[Start]

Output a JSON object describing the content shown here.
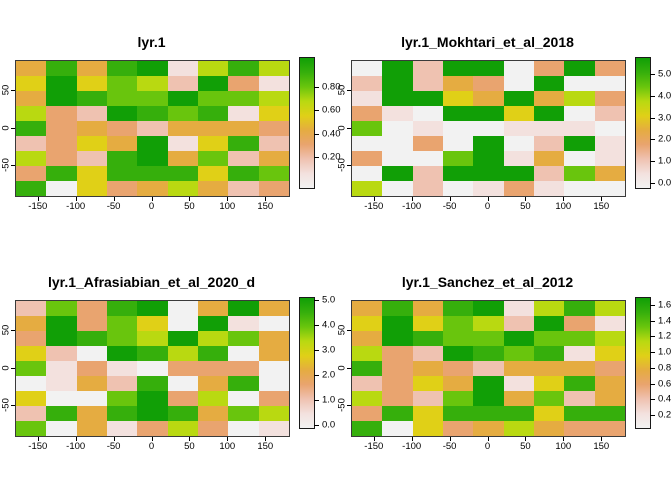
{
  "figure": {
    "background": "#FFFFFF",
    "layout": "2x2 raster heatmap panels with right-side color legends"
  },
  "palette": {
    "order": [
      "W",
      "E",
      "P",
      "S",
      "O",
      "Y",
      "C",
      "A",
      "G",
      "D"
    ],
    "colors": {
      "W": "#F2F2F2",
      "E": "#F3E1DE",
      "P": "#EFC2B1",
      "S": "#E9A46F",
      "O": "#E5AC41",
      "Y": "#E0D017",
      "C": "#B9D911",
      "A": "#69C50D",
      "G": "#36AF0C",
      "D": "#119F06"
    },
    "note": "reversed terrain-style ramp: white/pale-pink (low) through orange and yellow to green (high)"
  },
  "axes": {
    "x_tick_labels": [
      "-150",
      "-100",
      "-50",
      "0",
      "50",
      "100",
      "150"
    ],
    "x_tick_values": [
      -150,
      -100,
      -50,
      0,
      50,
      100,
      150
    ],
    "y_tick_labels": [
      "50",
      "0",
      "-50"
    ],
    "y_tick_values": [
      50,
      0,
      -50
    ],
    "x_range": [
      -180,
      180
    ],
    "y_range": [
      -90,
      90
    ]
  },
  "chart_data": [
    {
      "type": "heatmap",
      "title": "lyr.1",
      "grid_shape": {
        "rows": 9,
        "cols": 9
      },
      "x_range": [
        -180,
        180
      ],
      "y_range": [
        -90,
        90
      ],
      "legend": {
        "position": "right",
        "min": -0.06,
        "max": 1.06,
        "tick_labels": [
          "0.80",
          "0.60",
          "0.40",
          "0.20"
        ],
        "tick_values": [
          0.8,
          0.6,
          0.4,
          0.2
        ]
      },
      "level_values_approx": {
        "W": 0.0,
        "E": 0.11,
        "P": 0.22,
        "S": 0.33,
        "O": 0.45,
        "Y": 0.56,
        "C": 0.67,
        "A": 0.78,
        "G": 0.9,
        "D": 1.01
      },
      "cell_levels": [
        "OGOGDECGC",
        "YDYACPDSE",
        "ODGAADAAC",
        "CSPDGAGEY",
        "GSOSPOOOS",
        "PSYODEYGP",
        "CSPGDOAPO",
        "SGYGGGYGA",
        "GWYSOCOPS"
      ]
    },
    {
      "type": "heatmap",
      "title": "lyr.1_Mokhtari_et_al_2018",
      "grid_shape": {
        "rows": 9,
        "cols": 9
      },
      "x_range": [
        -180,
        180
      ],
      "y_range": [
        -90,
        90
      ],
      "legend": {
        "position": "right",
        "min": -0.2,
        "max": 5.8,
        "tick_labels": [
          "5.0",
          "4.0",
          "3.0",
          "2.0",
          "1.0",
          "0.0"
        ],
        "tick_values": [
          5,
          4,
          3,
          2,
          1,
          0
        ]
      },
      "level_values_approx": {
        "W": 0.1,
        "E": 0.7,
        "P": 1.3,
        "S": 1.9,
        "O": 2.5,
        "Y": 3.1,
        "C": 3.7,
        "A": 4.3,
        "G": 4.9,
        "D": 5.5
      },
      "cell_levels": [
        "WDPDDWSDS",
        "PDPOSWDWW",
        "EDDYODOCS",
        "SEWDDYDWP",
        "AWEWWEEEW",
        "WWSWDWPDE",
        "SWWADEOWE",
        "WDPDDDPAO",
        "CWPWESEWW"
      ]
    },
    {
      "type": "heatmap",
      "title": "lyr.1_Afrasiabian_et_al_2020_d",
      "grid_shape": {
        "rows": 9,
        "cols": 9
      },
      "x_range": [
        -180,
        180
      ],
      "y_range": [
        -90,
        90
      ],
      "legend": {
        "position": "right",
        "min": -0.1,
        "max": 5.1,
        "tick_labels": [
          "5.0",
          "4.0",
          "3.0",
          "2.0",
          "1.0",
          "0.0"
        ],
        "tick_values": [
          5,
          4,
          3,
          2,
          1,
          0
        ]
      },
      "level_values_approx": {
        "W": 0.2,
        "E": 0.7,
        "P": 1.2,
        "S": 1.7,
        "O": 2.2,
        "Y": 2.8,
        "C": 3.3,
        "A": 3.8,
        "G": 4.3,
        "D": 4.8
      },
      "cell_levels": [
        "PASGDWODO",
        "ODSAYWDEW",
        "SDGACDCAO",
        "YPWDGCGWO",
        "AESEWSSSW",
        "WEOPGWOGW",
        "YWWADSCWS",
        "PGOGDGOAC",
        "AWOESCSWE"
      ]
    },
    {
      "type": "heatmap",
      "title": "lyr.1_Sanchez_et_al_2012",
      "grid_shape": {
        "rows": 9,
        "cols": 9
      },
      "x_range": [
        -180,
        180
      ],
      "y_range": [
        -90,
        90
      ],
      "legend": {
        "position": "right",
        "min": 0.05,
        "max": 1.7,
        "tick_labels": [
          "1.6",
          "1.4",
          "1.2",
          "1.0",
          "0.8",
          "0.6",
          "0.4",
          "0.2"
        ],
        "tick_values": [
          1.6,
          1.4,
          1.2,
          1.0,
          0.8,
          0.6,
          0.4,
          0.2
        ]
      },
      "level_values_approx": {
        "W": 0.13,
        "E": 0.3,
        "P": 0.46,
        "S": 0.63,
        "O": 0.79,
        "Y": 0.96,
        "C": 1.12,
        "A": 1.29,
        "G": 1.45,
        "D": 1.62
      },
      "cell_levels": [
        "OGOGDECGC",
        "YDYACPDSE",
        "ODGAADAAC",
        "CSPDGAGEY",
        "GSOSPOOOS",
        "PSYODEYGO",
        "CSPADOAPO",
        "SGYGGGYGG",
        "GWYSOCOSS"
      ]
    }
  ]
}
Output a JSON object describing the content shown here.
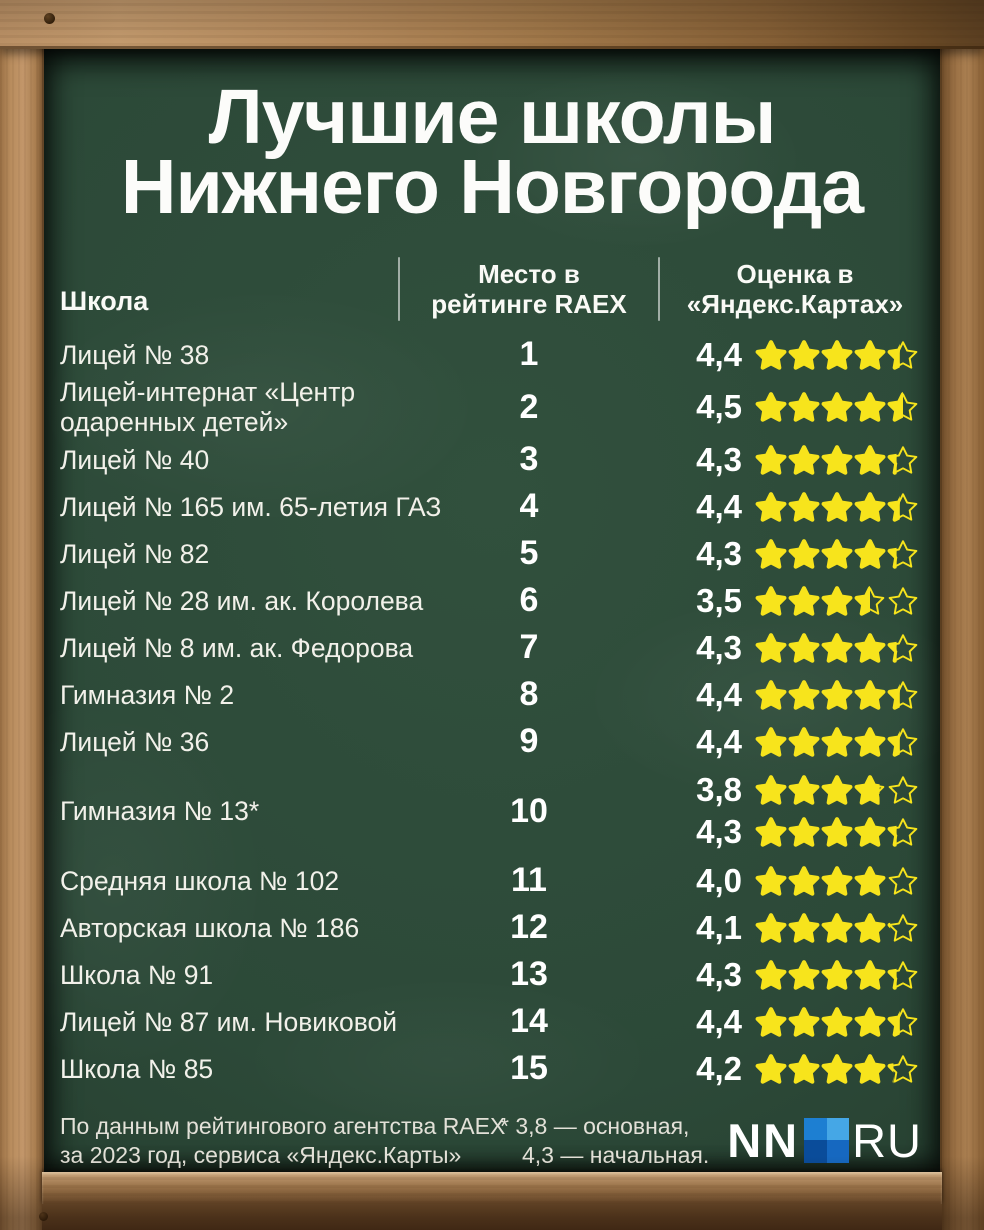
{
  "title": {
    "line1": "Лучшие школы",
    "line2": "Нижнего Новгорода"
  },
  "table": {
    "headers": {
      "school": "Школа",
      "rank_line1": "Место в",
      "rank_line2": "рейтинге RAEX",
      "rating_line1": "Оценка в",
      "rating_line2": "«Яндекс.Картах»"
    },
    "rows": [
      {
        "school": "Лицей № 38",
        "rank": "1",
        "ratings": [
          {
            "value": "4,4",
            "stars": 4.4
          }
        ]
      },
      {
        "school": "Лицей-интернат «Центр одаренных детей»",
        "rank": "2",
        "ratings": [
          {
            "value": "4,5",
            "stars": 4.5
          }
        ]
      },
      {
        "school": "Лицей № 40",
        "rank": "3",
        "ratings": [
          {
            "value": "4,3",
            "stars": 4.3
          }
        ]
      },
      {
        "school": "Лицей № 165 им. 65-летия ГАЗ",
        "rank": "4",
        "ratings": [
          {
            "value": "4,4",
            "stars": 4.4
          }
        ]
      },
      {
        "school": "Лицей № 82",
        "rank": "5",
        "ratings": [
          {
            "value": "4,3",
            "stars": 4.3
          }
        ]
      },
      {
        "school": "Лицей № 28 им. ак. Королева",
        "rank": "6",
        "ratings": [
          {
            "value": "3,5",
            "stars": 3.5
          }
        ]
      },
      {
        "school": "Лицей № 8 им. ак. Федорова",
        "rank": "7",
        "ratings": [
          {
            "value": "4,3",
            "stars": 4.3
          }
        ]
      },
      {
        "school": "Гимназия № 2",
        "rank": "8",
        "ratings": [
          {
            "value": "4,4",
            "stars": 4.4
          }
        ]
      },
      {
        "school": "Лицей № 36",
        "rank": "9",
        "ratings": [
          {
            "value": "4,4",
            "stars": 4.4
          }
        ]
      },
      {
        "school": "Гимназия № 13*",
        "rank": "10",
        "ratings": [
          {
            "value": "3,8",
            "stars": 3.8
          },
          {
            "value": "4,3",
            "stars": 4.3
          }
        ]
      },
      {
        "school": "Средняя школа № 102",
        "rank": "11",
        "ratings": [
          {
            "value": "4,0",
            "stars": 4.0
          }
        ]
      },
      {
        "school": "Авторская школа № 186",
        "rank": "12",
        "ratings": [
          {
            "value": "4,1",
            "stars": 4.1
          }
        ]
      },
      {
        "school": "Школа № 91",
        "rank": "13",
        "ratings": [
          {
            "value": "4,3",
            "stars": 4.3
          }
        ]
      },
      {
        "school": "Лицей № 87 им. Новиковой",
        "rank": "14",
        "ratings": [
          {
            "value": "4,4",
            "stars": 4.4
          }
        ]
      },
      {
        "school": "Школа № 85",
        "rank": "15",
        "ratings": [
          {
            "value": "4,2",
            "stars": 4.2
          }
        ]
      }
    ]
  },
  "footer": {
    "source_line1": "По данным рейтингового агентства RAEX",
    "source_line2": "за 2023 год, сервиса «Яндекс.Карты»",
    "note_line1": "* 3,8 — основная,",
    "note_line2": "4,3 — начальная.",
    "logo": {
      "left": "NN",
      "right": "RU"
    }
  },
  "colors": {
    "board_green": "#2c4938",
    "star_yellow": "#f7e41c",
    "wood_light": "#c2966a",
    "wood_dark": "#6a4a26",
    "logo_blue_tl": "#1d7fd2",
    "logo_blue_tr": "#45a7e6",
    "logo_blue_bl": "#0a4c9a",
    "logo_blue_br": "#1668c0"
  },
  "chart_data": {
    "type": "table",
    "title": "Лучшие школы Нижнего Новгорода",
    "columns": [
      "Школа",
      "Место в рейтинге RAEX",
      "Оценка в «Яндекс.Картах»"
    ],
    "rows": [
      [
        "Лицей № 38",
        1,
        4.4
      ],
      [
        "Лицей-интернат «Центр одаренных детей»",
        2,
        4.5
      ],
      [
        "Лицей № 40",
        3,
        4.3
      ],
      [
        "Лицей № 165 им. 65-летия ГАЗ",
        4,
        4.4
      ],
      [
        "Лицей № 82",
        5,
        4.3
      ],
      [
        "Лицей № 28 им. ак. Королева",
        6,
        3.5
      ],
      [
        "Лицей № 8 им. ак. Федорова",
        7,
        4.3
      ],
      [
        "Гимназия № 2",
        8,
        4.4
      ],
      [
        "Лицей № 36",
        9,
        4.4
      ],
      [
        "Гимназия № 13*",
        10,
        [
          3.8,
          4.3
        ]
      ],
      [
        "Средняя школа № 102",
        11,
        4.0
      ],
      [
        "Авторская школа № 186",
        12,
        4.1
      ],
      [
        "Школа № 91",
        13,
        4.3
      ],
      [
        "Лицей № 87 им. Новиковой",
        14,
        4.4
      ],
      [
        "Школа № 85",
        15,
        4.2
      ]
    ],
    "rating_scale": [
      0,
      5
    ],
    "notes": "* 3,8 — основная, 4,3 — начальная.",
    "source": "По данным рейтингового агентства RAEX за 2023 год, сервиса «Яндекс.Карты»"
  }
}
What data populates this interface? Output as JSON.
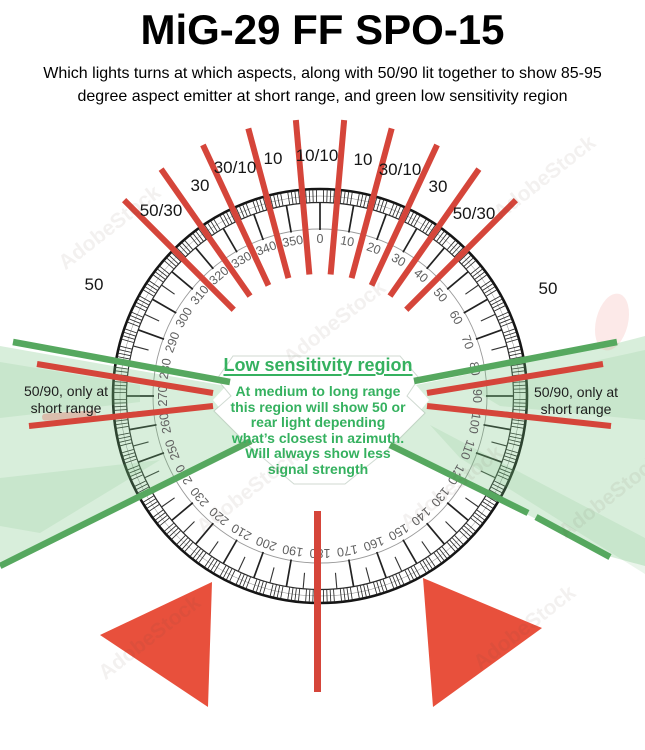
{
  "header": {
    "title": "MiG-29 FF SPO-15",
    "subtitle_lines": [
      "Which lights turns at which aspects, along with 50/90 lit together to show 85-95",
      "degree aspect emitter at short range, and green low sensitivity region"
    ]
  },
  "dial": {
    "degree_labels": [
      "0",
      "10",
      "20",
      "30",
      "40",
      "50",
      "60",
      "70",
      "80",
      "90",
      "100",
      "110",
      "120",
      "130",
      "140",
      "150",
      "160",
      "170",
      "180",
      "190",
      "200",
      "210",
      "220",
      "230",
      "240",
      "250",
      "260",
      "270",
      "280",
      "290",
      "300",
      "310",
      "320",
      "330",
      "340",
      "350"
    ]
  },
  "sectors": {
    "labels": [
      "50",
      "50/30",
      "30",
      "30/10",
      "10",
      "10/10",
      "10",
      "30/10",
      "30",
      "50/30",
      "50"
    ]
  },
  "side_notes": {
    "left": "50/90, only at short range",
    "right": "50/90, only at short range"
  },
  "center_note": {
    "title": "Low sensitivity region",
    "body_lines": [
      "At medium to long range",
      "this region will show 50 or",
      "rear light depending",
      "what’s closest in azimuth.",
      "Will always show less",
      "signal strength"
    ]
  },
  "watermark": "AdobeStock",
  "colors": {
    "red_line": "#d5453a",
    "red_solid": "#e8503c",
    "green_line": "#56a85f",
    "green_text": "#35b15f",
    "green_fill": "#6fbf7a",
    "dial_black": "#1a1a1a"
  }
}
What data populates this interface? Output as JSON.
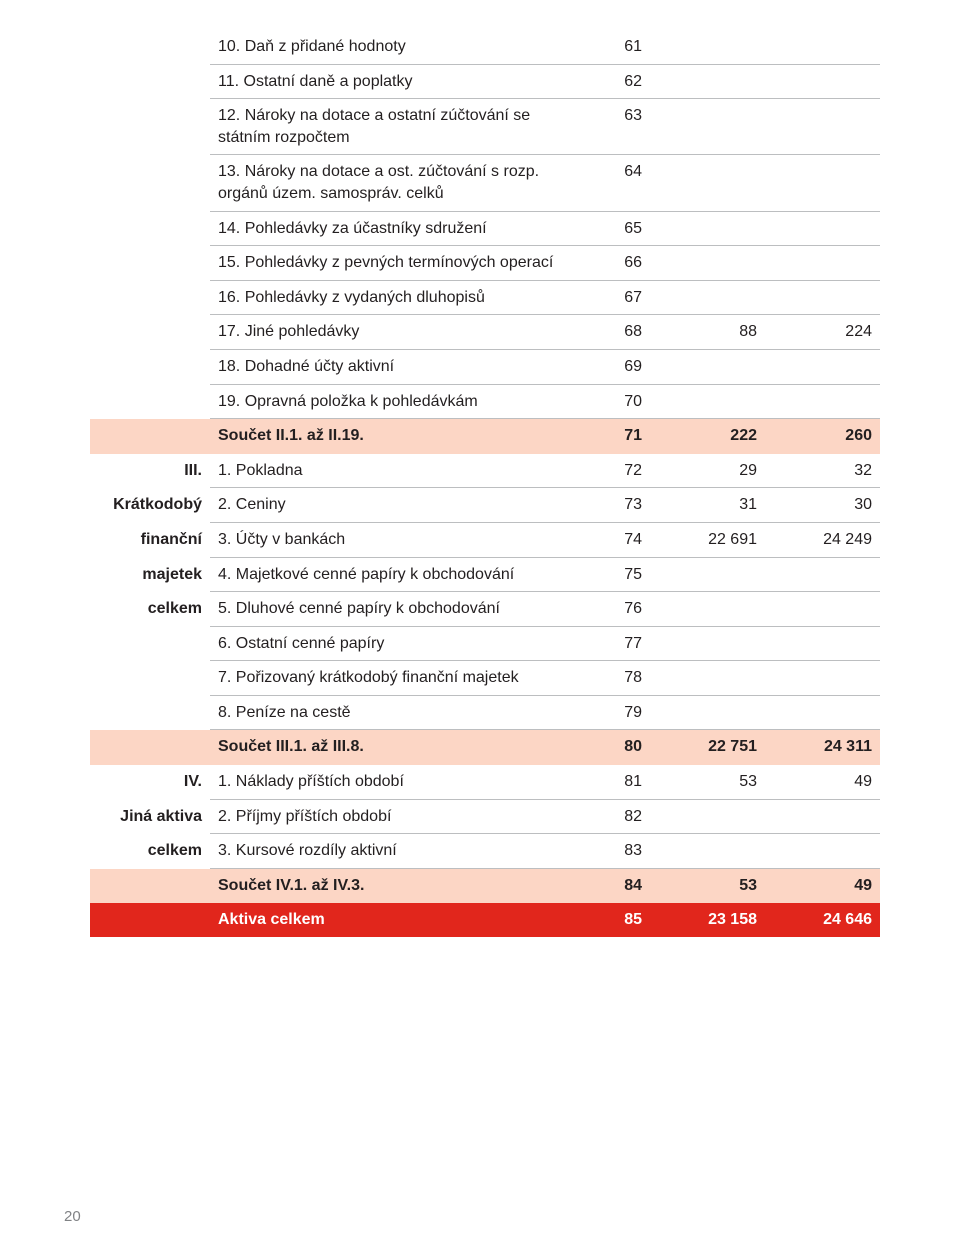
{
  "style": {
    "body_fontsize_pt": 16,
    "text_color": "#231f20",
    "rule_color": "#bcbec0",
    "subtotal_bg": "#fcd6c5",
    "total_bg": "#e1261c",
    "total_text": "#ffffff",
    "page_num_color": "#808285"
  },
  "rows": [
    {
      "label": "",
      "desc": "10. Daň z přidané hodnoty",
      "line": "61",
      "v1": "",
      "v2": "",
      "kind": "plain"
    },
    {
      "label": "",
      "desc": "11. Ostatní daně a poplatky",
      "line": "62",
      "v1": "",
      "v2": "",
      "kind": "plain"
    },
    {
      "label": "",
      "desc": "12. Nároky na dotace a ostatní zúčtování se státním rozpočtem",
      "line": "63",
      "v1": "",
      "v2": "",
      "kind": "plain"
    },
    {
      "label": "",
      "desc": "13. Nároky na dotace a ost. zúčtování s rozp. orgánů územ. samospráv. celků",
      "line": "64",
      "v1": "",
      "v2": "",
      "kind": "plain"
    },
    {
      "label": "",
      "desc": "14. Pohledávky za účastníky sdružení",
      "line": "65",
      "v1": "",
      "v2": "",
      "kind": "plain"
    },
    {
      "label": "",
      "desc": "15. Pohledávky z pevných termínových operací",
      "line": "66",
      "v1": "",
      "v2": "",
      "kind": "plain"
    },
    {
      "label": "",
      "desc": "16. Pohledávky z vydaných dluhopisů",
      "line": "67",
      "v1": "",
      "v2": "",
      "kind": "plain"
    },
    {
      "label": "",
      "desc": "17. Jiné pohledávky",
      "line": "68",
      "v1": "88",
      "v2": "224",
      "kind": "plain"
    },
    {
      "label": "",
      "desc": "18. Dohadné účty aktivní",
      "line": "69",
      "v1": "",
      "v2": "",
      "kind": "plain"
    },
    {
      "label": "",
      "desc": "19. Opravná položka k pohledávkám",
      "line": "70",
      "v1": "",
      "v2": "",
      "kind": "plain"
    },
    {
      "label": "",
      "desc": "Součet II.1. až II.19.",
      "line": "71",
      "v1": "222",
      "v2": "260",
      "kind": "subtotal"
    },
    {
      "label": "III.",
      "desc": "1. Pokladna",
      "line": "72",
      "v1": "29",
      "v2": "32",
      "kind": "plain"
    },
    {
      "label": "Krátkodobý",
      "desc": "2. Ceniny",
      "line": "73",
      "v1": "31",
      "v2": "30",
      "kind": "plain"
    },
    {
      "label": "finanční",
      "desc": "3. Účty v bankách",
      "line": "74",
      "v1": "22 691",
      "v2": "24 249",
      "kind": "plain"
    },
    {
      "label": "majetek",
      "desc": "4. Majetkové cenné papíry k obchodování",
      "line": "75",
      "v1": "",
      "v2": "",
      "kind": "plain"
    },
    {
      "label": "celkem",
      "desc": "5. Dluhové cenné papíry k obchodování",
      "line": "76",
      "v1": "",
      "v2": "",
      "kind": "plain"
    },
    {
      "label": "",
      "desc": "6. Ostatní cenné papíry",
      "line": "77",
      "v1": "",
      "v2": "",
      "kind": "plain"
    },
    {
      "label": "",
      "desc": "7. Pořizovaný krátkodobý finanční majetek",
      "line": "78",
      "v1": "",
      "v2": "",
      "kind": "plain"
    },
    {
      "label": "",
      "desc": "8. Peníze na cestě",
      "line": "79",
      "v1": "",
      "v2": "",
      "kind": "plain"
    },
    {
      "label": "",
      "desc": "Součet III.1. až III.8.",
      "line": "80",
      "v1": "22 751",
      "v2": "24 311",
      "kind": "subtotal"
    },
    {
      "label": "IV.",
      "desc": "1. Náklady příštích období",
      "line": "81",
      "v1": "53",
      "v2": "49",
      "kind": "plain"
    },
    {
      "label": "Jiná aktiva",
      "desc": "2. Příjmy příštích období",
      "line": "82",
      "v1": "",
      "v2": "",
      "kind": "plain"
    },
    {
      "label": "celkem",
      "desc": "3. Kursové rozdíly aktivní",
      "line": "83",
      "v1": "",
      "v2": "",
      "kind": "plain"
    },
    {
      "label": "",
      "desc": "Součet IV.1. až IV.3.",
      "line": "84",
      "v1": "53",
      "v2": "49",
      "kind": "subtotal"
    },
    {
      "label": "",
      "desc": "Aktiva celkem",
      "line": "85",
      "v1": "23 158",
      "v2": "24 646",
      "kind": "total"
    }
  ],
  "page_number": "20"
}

[End]

Filter the listing for the word "Оценка" and copy every line that holds it.

THE SOLUTION –
      "rating_line1": "Оценка в",
      "Оценка в «Яндекс.Картах»"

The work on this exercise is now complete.